**Exercise instructions:**
In the data below, find the line containing "OCR this image."; reproduce that line and all subsequent lines exactly, and nothing else.

*** Input for this task ***

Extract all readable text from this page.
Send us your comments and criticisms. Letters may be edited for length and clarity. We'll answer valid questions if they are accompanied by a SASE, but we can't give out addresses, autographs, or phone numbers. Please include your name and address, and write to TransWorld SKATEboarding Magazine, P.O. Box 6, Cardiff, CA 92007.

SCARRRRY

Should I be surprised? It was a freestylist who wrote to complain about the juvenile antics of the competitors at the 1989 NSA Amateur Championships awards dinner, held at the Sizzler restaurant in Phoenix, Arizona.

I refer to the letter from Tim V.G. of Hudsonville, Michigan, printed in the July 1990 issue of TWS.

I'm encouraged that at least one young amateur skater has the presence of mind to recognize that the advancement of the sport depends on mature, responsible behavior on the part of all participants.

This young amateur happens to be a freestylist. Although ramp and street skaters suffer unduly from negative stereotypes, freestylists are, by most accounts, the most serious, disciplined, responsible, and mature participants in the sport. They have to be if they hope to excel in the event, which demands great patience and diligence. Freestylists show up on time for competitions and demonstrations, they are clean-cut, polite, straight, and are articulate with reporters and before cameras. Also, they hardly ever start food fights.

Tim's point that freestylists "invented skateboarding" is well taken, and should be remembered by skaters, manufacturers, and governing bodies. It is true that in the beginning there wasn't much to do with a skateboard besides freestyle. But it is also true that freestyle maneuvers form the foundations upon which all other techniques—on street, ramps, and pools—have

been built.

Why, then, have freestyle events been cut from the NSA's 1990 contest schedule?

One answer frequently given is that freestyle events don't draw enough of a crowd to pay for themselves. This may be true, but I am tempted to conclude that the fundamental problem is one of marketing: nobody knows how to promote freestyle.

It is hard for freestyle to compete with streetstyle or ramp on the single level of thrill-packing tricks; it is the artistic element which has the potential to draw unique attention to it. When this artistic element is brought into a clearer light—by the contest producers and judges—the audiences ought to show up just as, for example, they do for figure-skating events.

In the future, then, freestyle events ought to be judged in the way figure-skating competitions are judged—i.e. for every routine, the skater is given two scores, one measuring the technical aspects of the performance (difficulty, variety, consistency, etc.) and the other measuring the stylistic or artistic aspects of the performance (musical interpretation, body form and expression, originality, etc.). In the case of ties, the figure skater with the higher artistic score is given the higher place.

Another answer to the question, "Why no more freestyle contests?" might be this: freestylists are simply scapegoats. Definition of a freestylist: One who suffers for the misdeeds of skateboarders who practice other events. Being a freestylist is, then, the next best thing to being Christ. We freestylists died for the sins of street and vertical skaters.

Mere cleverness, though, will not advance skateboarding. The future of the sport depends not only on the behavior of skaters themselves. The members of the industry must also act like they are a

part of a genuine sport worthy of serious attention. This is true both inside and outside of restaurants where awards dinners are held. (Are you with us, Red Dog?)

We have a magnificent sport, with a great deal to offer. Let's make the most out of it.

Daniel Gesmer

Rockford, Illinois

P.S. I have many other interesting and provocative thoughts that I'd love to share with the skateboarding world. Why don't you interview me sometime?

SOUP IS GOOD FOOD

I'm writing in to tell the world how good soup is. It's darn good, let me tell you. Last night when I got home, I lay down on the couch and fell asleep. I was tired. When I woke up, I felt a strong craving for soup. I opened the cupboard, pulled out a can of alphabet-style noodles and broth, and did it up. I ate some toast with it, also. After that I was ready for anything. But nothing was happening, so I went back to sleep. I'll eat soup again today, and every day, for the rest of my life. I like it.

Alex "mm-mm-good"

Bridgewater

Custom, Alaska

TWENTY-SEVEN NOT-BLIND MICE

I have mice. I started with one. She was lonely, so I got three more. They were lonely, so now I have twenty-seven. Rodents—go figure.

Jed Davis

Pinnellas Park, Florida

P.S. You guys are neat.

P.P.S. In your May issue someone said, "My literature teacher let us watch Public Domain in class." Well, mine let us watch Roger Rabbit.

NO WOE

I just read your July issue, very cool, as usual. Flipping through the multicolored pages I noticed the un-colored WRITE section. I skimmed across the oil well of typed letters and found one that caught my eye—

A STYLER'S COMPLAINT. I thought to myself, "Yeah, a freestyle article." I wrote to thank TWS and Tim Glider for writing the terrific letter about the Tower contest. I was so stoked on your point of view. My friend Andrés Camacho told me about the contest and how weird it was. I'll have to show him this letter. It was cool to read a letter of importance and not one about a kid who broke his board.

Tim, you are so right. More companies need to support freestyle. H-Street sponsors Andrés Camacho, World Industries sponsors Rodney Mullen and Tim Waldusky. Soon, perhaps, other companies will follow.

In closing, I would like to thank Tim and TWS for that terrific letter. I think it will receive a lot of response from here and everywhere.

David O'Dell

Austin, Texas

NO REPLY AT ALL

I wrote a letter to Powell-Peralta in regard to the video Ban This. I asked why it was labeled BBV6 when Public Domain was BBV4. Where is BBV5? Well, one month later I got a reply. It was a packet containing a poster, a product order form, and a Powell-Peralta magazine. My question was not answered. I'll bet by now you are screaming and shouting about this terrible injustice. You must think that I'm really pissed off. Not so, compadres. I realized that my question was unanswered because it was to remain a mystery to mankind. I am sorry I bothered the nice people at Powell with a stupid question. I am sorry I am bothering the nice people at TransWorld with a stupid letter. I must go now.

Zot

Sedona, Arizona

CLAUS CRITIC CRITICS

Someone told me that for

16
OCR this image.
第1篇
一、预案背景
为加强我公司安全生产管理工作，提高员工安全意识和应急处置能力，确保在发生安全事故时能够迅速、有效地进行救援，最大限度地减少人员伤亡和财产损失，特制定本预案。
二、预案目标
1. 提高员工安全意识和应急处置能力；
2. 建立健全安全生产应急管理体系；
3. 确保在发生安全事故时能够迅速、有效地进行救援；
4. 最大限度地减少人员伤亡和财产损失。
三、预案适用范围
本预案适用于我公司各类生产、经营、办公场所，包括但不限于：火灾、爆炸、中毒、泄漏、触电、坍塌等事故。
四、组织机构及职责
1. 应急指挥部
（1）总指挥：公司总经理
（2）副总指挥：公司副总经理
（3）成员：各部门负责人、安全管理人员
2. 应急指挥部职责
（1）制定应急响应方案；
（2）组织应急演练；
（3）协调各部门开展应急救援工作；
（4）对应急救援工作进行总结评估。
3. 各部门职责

***

**Correct result:**
OCR this image.
第1篇
一、预案背景
为加强我公司安全生产管理工作，提高员工安全意识和应急处置能力，确保在发生安全事故时能够迅速、有效地进行救援，最大限度地减少人员伤亡和财产损失，特制定本预案。
二、预案目标
1. 提高员工安全意识和应急处置能力；
2. 建立健全安全生产应急管理体系；
3. 确保在发生安全事故时能够迅速、有效地进行救援；
4. 最大限度地减少人员伤亡和财产损失。
三、预案适用范围
本预案适用于我公司各类生产、经营、办公场所，包括但不限于：火灾、爆炸、中毒、泄漏、触电、坍塌等事故。
四、组织机构及职责
1. 应急指挥部
（1）总指挥：公司总经理
（2）副总指挥：公司副总经理
（3）成员：各部门负责人、安全管理人员
2. 应急指挥部职责
（1）制定应急响应方案；
（2）组织应急演练；
（3）协调各部门开展应急救援工作；
（4）对应急救援工作进行总结评估。
3. 各部门职责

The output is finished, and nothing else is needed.